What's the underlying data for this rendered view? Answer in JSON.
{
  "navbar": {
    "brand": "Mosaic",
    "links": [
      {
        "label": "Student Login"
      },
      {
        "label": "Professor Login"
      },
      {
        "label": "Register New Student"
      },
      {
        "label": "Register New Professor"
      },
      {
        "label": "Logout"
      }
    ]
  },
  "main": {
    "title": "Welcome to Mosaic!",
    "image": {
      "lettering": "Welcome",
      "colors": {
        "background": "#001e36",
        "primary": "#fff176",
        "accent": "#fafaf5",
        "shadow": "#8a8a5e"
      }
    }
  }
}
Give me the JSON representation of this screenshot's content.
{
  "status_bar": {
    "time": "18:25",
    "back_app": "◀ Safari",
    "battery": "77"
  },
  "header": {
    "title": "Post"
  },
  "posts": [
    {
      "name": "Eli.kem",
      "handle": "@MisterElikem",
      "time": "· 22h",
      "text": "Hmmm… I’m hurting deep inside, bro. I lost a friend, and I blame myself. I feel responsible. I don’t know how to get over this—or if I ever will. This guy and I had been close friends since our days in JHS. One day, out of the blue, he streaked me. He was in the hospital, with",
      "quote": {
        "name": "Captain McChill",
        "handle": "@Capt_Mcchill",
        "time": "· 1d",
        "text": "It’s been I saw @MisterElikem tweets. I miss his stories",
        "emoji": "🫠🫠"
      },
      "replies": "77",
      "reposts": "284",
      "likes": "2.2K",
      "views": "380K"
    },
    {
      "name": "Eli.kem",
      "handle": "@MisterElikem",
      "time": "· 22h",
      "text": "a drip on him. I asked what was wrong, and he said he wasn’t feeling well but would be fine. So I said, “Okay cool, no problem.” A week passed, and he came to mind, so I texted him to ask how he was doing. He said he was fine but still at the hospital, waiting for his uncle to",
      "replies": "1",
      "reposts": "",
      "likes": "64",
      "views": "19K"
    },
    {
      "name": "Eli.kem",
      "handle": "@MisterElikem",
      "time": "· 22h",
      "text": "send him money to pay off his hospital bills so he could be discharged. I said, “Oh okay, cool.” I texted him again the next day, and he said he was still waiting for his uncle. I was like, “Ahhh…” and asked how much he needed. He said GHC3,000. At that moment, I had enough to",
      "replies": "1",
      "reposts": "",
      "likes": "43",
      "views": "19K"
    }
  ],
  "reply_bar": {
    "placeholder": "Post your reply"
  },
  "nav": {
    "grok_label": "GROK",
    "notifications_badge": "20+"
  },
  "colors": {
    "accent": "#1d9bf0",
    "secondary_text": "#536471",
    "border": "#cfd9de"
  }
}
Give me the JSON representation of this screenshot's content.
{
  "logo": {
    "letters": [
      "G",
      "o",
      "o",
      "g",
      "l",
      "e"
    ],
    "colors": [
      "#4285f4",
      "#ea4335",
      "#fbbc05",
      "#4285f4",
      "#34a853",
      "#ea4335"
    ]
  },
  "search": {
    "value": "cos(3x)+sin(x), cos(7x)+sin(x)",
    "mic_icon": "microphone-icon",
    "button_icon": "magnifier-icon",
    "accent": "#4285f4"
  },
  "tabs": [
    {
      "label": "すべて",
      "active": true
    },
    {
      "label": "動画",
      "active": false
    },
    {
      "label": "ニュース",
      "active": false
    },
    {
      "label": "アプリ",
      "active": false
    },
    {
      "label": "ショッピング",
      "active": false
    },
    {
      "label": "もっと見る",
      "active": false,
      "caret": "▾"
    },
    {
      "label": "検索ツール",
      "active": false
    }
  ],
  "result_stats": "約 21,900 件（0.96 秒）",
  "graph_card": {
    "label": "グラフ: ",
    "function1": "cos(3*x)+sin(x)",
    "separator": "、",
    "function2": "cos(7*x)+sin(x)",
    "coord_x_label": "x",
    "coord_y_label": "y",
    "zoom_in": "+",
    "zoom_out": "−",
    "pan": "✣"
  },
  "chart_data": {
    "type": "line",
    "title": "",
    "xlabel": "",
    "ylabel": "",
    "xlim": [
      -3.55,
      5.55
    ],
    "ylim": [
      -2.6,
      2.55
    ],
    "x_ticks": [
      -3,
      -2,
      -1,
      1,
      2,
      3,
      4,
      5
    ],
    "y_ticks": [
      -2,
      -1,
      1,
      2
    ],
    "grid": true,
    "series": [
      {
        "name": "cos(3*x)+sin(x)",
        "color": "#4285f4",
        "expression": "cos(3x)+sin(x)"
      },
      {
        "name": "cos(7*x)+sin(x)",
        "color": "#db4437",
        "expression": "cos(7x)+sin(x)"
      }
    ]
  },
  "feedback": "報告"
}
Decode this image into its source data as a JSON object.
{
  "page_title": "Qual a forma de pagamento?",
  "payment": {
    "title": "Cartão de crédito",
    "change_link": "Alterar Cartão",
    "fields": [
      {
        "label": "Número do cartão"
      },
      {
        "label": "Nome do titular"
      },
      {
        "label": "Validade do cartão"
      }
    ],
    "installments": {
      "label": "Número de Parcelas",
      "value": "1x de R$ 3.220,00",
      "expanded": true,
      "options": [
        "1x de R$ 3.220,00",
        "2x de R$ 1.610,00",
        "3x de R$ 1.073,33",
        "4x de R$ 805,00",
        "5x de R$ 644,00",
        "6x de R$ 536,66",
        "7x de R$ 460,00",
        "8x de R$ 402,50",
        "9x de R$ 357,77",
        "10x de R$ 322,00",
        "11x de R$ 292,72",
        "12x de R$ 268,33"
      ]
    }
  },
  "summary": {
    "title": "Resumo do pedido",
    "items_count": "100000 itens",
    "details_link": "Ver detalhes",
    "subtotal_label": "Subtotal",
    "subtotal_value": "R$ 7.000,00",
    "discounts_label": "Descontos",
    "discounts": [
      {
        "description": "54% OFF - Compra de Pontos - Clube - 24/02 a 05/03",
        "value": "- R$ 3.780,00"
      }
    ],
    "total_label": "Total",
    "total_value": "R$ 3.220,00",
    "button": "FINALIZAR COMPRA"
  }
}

- - - -

Exercise aim — Write the data from above out again, exactly.

Response —
What's the underlying data for this rendered view? Answer in JSON.
{
  "navbar": {
    "brand": "Mosaic",
    "links": [
      {
        "label": "Student Login"
      },
      {
        "label": "Professor Login"
      },
      {
        "label": "Register New Student"
      },
      {
        "label": "Register New Professor"
      },
      {
        "label": "Logout"
      }
    ]
  },
  "main": {
    "title": "Welcome to Mosaic!",
    "image": {
      "lettering": "Welcome",
      "colors": {
        "background": "#001e36",
        "primary": "#fff176",
        "accent": "#fafaf5",
        "shadow": "#8a8a5e"
      }
    }
  }
}
Give me the JSON representation of this screenshot's content.
{
  "status_bar": {
    "time": "18:25",
    "back_app": "◀ Safari",
    "battery": "77"
  },
  "header": {
    "title": "Post"
  },
  "posts": [
    {
      "name": "Eli.kem",
      "handle": "@MisterElikem",
      "time": "· 22h",
      "text": "Hmmm… I’m hurting deep inside, bro. I lost a friend, and I blame myself. I feel responsible. I don’t know how to get over this—or if I ever will. This guy and I had been close friends since our days in JHS. One day, out of the blue, he streaked me. He was in the hospital, with",
      "quote": {
        "name": "Captain McChill",
        "handle": "@Capt_Mcchill",
        "time": "· 1d",
        "text": "It’s been I saw @MisterElikem tweets. I miss his stories",
        "emoji": "🫠🫠"
      },
      "replies": "77",
      "reposts": "284",
      "likes": "2.2K",
      "views": "380K"
    },
    {
      "name": "Eli.kem",
      "handle": "@MisterElikem",
      "time": "· 22h",
      "text": "a drip on him. I asked what was wrong, and he said he wasn’t feeling well but would be fine. So I said, “Okay cool, no problem.” A week passed, and he came to mind, so I texted him to ask how he was doing. He said he was fine but still at the hospital, waiting for his uncle to",
      "replies": "1",
      "reposts": "",
      "likes": "64",
      "views": "19K"
    },
    {
      "name": "Eli.kem",
      "handle": "@MisterElikem",
      "time": "· 22h",
      "text": "send him money to pay off his hospital bills so he could be discharged. I said, “Oh okay, cool.” I texted him again the next day, and he said he was still waiting for his uncle. I was like, “Ahhh…” and asked how much he needed. He said GHC3,000. At that moment, I had enough to",
      "replies": "1",
      "reposts": "",
      "likes": "43",
      "views": "19K"
    }
  ],
  "reply_bar": {
    "placeholder": "Post your reply"
  },
  "nav": {
    "grok_label": "GROK",
    "notifications_badge": "20+"
  },
  "colors": {
    "accent": "#1d9bf0",
    "secondary_text": "#536471",
    "border": "#cfd9de"
  }
}
Give me the JSON representation of this screenshot's content.
{
  "logo": {
    "letters": [
      "G",
      "o",
      "o",
      "g",
      "l",
      "e"
    ],
    "colors": [
      "#4285f4",
      "#ea4335",
      "#fbbc05",
      "#4285f4",
      "#34a853",
      "#ea4335"
    ]
  },
  "search": {
    "value": "cos(3x)+sin(x), cos(7x)+sin(x)",
    "mic_icon": "microphone-icon",
    "button_icon": "magnifier-icon",
    "accent": "#4285f4"
  },
  "tabs": [
    {
      "label": "すべて",
      "active": true
    },
    {
      "label": "動画",
      "active": false
    },
    {
      "label": "ニュース",
      "active": false
    },
    {
      "label": "アプリ",
      "active": false
    },
    {
      "label": "ショッピング",
      "active": false
    },
    {
      "label": "もっと見る",
      "active": false,
      "caret": "▾"
    },
    {
      "label": "検索ツール",
      "active": false
    }
  ],
  "result_stats": "約 21,900 件（0.96 秒）",
  "graph_card": {
    "label": "グラフ: ",
    "function1": "cos(3*x)+sin(x)",
    "separator": "、",
    "function2": "cos(7*x)+sin(x)",
    "coord_x_label": "x",
    "coord_y_label": "y",
    "zoom_in": "+",
    "zoom_out": "−",
    "pan": "✣"
  },
  "chart_data": {
    "type": "line",
    "title": "",
    "xlabel": "",
    "ylabel": "",
    "xlim": [
      -3.55,
      5.55
    ],
    "ylim": [
      -2.6,
      2.55
    ],
    "x_ticks": [
      -3,
      -2,
      -1,
      1,
      2,
      3,
      4,
      5
    ],
    "y_ticks": [
      -2,
      -1,
      1,
      2
    ],
    "grid": true,
    "series": [
      {
        "name": "cos(3*x)+sin(x)",
        "color": "#4285f4",
        "expression": "cos(3x)+sin(x)"
      },
      {
        "name": "cos(7*x)+sin(x)",
        "color": "#db4437",
        "expression": "cos(7x)+sin(x)"
      }
    ]
  },
  "feedback": "報告"
}
Decode this image into its source data as a JSON object.
{
  "page_title": "Qual a forma de pagamento?",
  "payment": {
    "title": "Cartão de crédito",
    "change_link": "Alterar Cartão",
    "fields": [
      {
        "label": "Número do cartão"
      },
      {
        "label": "Nome do titular"
      },
      {
        "label": "Validade do cartão"
      }
    ],
    "installments": {
      "label": "Número de Parcelas",
      "value": "1x de R$ 3.220,00",
      "expanded": true,
      "options": [
        "1x de R$ 3.220,00",
        "2x de R$ 1.610,00",
        "3x de R$ 1.073,33",
        "4x de R$ 805,00",
        "5x de R$ 644,00",
        "6x de R$ 536,66",
        "7x de R$ 460,00",
        "8x de R$ 402,50",
        "9x de R$ 357,77",
        "10x de R$ 322,00",
        "11x de R$ 292,72",
        "12x de R$ 268,33"
      ]
    }
  },
  "summary": {
    "title": "Resumo do pedido",
    "items_count": "100000 itens",
    "details_link": "Ver detalhes",
    "subtotal_label": "Subtotal",
    "subtotal_value": "R$ 7.000,00",
    "discounts_label": "Descontos",
    "discounts": [
      {
        "description": "54% OFF - Compra de Pontos - Clube - 24/02 a 05/03",
        "value": "- R$ 3.780,00"
      }
    ],
    "total_label": "Total",
    "total_value": "R$ 3.220,00",
    "button": "FINALIZAR COMPRA"
  }
}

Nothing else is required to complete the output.